-- START OF SUPPLIED ENTRIES --
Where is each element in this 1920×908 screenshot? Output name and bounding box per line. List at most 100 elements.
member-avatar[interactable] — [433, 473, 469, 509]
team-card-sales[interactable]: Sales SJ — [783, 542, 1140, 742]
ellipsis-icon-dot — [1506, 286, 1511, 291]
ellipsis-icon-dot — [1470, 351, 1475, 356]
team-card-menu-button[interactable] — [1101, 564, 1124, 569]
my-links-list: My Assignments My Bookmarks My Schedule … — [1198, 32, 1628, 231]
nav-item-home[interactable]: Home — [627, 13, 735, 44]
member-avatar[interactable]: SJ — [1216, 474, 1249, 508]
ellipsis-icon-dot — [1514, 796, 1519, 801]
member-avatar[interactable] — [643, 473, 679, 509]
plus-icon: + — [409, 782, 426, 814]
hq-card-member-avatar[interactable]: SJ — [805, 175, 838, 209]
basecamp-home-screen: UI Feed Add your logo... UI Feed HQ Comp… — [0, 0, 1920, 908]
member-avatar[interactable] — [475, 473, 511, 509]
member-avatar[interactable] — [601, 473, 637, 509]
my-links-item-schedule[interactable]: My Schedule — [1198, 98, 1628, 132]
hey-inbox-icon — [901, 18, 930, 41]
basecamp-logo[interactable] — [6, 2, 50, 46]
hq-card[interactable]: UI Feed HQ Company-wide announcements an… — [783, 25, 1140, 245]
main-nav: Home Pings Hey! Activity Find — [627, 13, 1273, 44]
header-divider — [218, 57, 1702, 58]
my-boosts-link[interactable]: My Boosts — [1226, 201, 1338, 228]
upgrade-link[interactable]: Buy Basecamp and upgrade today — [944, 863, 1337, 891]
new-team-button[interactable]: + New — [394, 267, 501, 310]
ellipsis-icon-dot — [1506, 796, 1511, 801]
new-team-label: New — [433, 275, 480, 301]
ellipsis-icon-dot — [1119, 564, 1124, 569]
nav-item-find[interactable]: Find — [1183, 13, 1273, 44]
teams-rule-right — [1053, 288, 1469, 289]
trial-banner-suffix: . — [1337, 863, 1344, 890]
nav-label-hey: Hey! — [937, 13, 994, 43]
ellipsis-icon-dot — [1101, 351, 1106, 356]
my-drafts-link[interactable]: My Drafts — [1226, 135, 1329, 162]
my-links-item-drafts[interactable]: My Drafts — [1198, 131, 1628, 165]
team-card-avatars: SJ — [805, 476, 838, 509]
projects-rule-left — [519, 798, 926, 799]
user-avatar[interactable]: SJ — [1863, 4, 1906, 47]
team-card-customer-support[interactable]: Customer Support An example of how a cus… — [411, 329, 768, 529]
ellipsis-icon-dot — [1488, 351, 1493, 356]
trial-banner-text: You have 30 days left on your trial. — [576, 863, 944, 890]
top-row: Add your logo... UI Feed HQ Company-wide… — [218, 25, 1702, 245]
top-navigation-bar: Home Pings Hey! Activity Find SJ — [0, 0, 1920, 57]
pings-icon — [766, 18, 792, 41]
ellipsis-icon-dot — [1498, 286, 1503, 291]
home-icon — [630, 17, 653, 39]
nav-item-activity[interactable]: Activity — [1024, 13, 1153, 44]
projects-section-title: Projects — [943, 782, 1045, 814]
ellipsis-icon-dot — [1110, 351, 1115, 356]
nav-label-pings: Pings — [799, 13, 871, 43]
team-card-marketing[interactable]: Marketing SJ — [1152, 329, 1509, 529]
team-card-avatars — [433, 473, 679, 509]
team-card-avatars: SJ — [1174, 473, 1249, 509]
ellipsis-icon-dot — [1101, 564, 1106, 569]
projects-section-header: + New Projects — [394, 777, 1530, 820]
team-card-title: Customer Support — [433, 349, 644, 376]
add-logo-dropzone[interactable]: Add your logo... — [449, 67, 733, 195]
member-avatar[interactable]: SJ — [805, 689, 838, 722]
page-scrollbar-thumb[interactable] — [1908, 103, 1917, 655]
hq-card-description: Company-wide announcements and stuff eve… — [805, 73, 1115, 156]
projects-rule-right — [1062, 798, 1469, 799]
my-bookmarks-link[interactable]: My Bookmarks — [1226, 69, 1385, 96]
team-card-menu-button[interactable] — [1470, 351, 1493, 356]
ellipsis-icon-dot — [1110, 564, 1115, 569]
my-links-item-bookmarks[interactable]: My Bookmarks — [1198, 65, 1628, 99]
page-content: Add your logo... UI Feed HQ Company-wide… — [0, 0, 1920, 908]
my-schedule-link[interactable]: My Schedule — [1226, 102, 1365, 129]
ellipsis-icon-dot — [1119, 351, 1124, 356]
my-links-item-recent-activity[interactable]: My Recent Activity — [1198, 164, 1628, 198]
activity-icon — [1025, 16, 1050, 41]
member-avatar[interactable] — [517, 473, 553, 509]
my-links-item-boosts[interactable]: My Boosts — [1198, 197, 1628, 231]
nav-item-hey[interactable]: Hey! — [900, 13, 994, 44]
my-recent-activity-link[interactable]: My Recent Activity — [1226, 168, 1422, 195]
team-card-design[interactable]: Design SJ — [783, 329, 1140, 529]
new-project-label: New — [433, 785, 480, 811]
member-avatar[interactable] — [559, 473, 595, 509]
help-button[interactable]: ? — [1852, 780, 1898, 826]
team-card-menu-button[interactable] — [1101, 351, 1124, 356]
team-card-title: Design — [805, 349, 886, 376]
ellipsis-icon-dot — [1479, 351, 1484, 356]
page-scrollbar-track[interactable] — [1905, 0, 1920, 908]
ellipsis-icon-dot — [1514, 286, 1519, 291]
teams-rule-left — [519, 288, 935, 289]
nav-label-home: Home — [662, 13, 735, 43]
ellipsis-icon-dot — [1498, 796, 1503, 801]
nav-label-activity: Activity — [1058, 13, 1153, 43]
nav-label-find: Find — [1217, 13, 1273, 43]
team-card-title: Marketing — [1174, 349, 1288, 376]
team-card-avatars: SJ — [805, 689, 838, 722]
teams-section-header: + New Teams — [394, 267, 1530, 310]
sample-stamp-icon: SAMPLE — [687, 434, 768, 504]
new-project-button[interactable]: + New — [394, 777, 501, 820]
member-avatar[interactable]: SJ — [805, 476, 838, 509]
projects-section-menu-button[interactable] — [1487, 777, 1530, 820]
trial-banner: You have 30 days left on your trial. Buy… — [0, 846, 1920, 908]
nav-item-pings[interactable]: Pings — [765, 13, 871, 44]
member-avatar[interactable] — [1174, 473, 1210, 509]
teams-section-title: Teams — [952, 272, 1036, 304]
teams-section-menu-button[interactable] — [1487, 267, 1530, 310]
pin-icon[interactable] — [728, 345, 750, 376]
-- END OF SUPPLIED ENTRIES --
* TASK OBJECTIVE *
Rewrite the items above with "ellipsis-icon-dot" switched to "menu-dot" wherever it occurs. Leave everything else the same.

* SOLVED PROBLEM *
Where is each element in this 1920×908 screenshot? Output name and bounding box per line. List at most 100 elements.
member-avatar[interactable] — [433, 473, 469, 509]
team-card-sales[interactable]: Sales SJ — [783, 542, 1140, 742]
menu-dot — [1506, 286, 1511, 291]
menu-dot — [1470, 351, 1475, 356]
team-card-menu-button[interactable] — [1101, 564, 1124, 569]
my-links-list: My Assignments My Bookmarks My Schedule … — [1198, 32, 1628, 231]
nav-item-home[interactable]: Home — [627, 13, 735, 44]
member-avatar[interactable]: SJ — [1216, 474, 1249, 508]
menu-dot — [1514, 796, 1519, 801]
member-avatar[interactable] — [643, 473, 679, 509]
plus-icon: + — [409, 782, 426, 814]
hq-card-member-avatar[interactable]: SJ — [805, 175, 838, 209]
basecamp-home-screen: UI Feed Add your logo... UI Feed HQ Comp… — [0, 0, 1920, 908]
member-avatar[interactable] — [475, 473, 511, 509]
member-avatar[interactable] — [601, 473, 637, 509]
my-links-item-schedule[interactable]: My Schedule — [1198, 98, 1628, 132]
hey-inbox-icon — [901, 18, 930, 41]
basecamp-logo[interactable] — [6, 2, 50, 46]
hq-card[interactable]: UI Feed HQ Company-wide announcements an… — [783, 25, 1140, 245]
main-nav: Home Pings Hey! Activity Find — [627, 13, 1273, 44]
header-divider — [218, 57, 1702, 58]
my-boosts-link[interactable]: My Boosts — [1226, 201, 1338, 228]
upgrade-link[interactable]: Buy Basecamp and upgrade today — [944, 863, 1337, 891]
new-team-button[interactable]: + New — [394, 267, 501, 310]
menu-dot — [1506, 796, 1511, 801]
new-team-label: New — [433, 275, 480, 301]
menu-dot — [1119, 564, 1124, 569]
nav-item-find[interactable]: Find — [1183, 13, 1273, 44]
teams-rule-right — [1053, 288, 1469, 289]
trial-banner-suffix: . — [1337, 863, 1344, 890]
nav-label-hey: Hey! — [937, 13, 994, 43]
menu-dot — [1101, 351, 1106, 356]
my-drafts-link[interactable]: My Drafts — [1226, 135, 1329, 162]
my-links-item-drafts[interactable]: My Drafts — [1198, 131, 1628, 165]
team-card-avatars: SJ — [805, 476, 838, 509]
projects-rule-left — [519, 798, 926, 799]
user-avatar[interactable]: SJ — [1863, 4, 1906, 47]
team-card-customer-support[interactable]: Customer Support An example of how a cus… — [411, 329, 768, 529]
menu-dot — [1488, 351, 1493, 356]
trial-banner-text: You have 30 days left on your trial. — [576, 863, 944, 890]
top-row: Add your logo... UI Feed HQ Company-wide… — [218, 25, 1702, 245]
top-navigation-bar: Home Pings Hey! Activity Find SJ — [0, 0, 1920, 57]
pings-icon — [766, 18, 792, 41]
menu-dot — [1498, 286, 1503, 291]
home-icon — [630, 17, 653, 39]
nav-item-activity[interactable]: Activity — [1024, 13, 1153, 44]
projects-section-title: Projects — [943, 782, 1045, 814]
menu-dot — [1110, 351, 1115, 356]
nav-label-pings: Pings — [799, 13, 871, 43]
team-card-marketing[interactable]: Marketing SJ — [1152, 329, 1509, 529]
team-card-avatars — [433, 473, 679, 509]
team-card-avatars: SJ — [1174, 473, 1249, 509]
menu-dot — [1101, 564, 1106, 569]
projects-section-header: + New Projects — [394, 777, 1530, 820]
team-card-title: Customer Support — [433, 349, 644, 376]
add-logo-dropzone[interactable]: Add your logo... — [449, 67, 733, 195]
member-avatar[interactable]: SJ — [805, 689, 838, 722]
page-scrollbar-thumb[interactable] — [1908, 103, 1917, 655]
hq-card-description: Company-wide announcements and stuff eve… — [805, 73, 1115, 156]
projects-rule-right — [1062, 798, 1469, 799]
my-bookmarks-link[interactable]: My Bookmarks — [1226, 69, 1385, 96]
team-card-menu-button[interactable] — [1470, 351, 1493, 356]
menu-dot — [1110, 564, 1115, 569]
my-links-item-bookmarks[interactable]: My Bookmarks — [1198, 65, 1628, 99]
page-content: Add your logo... UI Feed HQ Company-wide… — [0, 0, 1920, 908]
my-schedule-link[interactable]: My Schedule — [1226, 102, 1365, 129]
menu-dot — [1119, 351, 1124, 356]
my-links-item-recent-activity[interactable]: My Recent Activity — [1198, 164, 1628, 198]
activity-icon — [1025, 16, 1050, 41]
member-avatar[interactable] — [517, 473, 553, 509]
my-links-item-boosts[interactable]: My Boosts — [1198, 197, 1628, 231]
nav-item-hey[interactable]: Hey! — [900, 13, 994, 44]
my-recent-activity-link[interactable]: My Recent Activity — [1226, 168, 1422, 195]
team-card-design[interactable]: Design SJ — [783, 329, 1140, 529]
new-project-label: New — [433, 785, 480, 811]
member-avatar[interactable] — [559, 473, 595, 509]
help-button[interactable]: ? — [1852, 780, 1898, 826]
team-card-menu-button[interactable] — [1101, 351, 1124, 356]
team-card-title: Design — [805, 349, 886, 376]
menu-dot — [1479, 351, 1484, 356]
page-scrollbar-track[interactable] — [1905, 0, 1920, 908]
menu-dot — [1514, 286, 1519, 291]
teams-rule-left — [519, 288, 935, 289]
nav-label-home: Home — [662, 13, 735, 43]
menu-dot — [1498, 796, 1503, 801]
nav-label-activity: Activity — [1058, 13, 1153, 43]
nav-label-find: Find — [1217, 13, 1273, 43]
team-card-title: Marketing — [1174, 349, 1288, 376]
team-card-avatars: SJ — [805, 689, 838, 722]
teams-section-header: + New Teams — [394, 267, 1530, 310]
sample-stamp-icon: SAMPLE — [687, 434, 768, 504]
new-project-button[interactable]: + New — [394, 777, 501, 820]
member-avatar[interactable]: SJ — [805, 476, 838, 509]
projects-section-menu-button[interactable] — [1487, 777, 1530, 820]
trial-banner: You have 30 days left on your trial. Buy… — [0, 846, 1920, 908]
nav-item-pings[interactable]: Pings — [765, 13, 871, 44]
member-avatar[interactable] — [1174, 473, 1210, 509]
teams-section-title: Teams — [952, 272, 1036, 304]
teams-section-menu-button[interactable] — [1487, 267, 1530, 310]
pin-icon[interactable] — [728, 345, 750, 376]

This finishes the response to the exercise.